**TAREA ASIGNADA 1**.
Responde a partir del relato del viaje:
(a) ¿Qué motivación se menciona para emprender el viaje?
(b) ¿Desde qué meses se tenía pensado el viaje?
(c) ¿En qué fecha se realizó por fin?
**TAREA ASIGNADA 2**.
Reanuda el relato del viaje a partir de su última frase.

**EXTRACTO DEL DOCUMENTO**.
....

Sí, sí, al menos para mi. Jamás acometí empresa igual, y mucho menos sin tener obligación ni recompensa, sin más motivación que la exploración de los límites personales físicos y mentales.
Después de haber pospuesto este viaje al menos dos veces, ya que lo tenía pensado desde mayo o junio, por fin todo cuadró para efectuarlo el pasado sábado 27 de noviembre, un día particularmente fresco, pero en el que el Sol no dejaría de acompañarme, y eso siempre anima. También tuve la suerte de que la dirección del viento no me molestaría, antes al contrario, podía ser favorable en algunos tramos, y como en líneas generales la ruta es descendente (al menos en principio y sobre el papel), todo ello haría más llevadero el trámite.

....

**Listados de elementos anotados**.
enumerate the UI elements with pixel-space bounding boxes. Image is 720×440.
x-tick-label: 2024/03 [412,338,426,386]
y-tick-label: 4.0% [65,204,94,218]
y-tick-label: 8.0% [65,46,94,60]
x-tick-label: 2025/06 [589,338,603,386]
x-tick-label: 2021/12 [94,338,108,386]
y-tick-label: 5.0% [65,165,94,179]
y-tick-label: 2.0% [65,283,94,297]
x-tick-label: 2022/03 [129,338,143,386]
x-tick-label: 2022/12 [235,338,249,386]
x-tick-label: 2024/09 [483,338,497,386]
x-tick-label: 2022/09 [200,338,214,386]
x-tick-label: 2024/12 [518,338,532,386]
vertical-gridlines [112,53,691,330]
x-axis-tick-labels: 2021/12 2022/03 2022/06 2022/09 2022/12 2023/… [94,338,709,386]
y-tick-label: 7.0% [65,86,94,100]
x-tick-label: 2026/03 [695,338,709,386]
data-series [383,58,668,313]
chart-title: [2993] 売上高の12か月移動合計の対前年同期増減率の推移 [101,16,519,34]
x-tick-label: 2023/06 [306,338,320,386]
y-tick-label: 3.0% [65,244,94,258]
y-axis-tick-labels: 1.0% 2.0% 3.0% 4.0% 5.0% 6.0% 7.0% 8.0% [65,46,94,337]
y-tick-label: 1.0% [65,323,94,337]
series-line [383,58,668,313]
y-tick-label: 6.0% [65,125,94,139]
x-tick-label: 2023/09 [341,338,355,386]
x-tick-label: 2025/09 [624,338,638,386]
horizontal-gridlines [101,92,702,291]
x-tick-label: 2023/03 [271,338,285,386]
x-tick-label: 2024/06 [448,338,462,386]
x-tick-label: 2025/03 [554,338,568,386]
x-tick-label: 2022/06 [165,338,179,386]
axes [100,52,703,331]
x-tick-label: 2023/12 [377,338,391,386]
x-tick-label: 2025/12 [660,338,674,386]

....

**RESPUESTA ESCRITA 1**.
(a) La exploración de los límites personales físicos y mentales.
(b) Desde mayo o junio.
(c) El sábado 27 de noviembre.

**RESPUESTA ESCRITA 2**.
A las 9:37 horas estaba ya montado en mi Émonda, bien abrigado con camiseta térmica y una chaqueta cortavientos y con forro calentito, además de un sotocasco específico para el frío, y un culotte de pernera larga y buena badana. El primer tramo hasta San Juan del Puerto pasé algo de frío en las manos, pero pronto se pasaría tras el calentamiento corporal ciclístico habitual. En la bici se mueven grupos musculares grandes, correspondientes sobre todo a cuádriceps y piernas en general, pero también espalda, brazos, y si pedaleas de pie ya se produce un baile en el que entran en acción prácticamente todas las fibras de tu cuerpecito. Músculos grandes implican calor, y hay que refrigerarlos, lo que provoca en mi caso que toda mi ropa, por muy técnica que sea, se empape y pierda mucho líquido y sales.
Como decía, atravesé tranquilamente San Juan del Puerto, ojo avizor porque los fines de semana la gente conduce a otro ritmo, descuidadamente, para donde quiere, gira al tuntún, arranca sin avisar, y abre puertas como si la calle fuera el pasillo de su casa...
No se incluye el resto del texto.